Passage given –

Cities rarely have the luxury of being invented. They usually crop up, weed-like, where people, commerce and power converge, creating history as a byproduct. Washington, that swamp thing, turned city-making on its head. It had none of the usual prerequisites when it was conceived two centuries ago. Its setting wasn’t attractive except to mosquitoes and the famously American bug of political compromise (locating the nation’s capital along the Potomac was a Northern deal to win Virginia’s support in financing war debts). But Washington’s designer was convinced of its destiny.

To Pierre Charles L’Enfant, a French military engineer who grew up in the palatial pretensions of Versailles, Washington was to be “the capital of a powerful Empire,” its layout a mirror of America’s constitutional principles, its gardens galleries to its inevitable achievements. He designated hundreds of acres for future monuments and memorials to heroes yet unknown. He wasn’t inventing a future. He was predicting it by design.

L’Enfant’s blueprints seduced his employer, George Washington, who always had an imperial streak. For a time the more democratically minded Thomas Jefferson worried that the capital would be “big enough for two emperors, one pope, and the grand lama into the bargain.” That was when 126 people ran the entire federal government. His worries were shunted aside and L’Enfant’s design took shape—the calculated placement of the Capitol and the White House on the city’s two hills, within watchful sight of each other (the Capitol took the higher hill), the reserve for future glory that eventually became the Mall, and the grand avenues, named for the states, radiating spoke-like from the Capitol.

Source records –
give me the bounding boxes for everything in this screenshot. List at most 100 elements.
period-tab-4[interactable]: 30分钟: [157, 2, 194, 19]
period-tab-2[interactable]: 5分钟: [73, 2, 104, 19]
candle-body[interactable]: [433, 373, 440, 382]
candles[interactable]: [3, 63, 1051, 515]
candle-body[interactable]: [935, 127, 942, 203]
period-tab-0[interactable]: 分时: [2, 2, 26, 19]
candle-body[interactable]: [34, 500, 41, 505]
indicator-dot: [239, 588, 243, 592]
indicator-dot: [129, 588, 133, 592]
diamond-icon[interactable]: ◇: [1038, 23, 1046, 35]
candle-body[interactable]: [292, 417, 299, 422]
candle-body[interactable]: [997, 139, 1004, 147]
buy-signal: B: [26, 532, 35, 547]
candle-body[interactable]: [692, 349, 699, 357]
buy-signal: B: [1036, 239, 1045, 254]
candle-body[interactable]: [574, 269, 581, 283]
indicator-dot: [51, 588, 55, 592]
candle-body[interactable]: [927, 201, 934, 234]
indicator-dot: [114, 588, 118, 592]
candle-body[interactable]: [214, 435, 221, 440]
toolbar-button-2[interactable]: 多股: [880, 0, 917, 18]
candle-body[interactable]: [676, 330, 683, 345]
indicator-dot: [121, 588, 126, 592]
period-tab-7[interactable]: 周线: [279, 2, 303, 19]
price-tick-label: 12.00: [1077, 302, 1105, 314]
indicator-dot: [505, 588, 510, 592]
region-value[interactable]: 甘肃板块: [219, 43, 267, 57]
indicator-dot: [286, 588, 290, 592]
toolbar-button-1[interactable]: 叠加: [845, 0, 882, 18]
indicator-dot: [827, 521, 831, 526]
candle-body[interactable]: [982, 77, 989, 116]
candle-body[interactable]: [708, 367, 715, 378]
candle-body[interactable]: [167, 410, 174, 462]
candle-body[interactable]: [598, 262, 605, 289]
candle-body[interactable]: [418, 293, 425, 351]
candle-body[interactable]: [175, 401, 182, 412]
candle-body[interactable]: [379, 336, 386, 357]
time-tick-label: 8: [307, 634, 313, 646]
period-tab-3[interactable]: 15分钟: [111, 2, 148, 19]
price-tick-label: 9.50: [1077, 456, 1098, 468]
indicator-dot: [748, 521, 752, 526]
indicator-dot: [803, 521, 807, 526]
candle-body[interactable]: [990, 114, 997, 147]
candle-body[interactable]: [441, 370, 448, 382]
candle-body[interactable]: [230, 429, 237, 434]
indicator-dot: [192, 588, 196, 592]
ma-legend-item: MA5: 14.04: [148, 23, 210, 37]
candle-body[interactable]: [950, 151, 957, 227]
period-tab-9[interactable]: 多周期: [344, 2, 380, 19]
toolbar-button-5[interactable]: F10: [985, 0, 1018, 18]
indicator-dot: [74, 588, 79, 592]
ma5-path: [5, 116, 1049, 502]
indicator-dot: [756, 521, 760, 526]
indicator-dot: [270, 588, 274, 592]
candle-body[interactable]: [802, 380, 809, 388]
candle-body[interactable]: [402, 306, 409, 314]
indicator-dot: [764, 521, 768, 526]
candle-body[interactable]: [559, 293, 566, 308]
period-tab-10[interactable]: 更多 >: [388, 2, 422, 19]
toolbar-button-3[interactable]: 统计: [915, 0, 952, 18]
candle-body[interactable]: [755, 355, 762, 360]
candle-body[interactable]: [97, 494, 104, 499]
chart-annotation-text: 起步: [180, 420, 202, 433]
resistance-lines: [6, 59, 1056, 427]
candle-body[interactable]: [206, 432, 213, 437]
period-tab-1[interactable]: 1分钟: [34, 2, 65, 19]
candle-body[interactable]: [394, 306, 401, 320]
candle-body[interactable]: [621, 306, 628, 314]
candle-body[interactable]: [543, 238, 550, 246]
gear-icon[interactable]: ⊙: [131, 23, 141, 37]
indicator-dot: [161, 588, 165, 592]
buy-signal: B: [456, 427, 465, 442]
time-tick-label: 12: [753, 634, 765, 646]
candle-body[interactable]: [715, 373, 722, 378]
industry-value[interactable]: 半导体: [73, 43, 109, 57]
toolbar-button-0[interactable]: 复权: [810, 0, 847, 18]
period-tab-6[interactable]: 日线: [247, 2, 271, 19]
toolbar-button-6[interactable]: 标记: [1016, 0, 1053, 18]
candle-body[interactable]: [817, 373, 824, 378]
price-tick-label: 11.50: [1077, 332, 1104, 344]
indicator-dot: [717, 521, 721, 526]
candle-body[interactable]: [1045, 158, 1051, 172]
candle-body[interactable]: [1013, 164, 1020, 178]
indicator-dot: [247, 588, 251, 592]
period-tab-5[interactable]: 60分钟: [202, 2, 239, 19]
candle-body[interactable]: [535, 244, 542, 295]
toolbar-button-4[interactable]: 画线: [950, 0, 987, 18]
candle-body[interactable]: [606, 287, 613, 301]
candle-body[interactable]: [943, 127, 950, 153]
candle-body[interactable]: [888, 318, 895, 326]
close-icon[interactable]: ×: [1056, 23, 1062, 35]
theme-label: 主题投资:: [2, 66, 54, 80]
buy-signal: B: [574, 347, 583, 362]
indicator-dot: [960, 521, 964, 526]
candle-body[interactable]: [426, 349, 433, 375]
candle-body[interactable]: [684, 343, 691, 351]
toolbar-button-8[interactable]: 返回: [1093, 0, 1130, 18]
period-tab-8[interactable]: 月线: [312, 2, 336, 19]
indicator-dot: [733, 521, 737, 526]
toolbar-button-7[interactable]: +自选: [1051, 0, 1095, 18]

Work to complete – According to the passage about how Washington was designed, which of the city's two hills went to the Capitol?

Final answer – The higher of the two hills.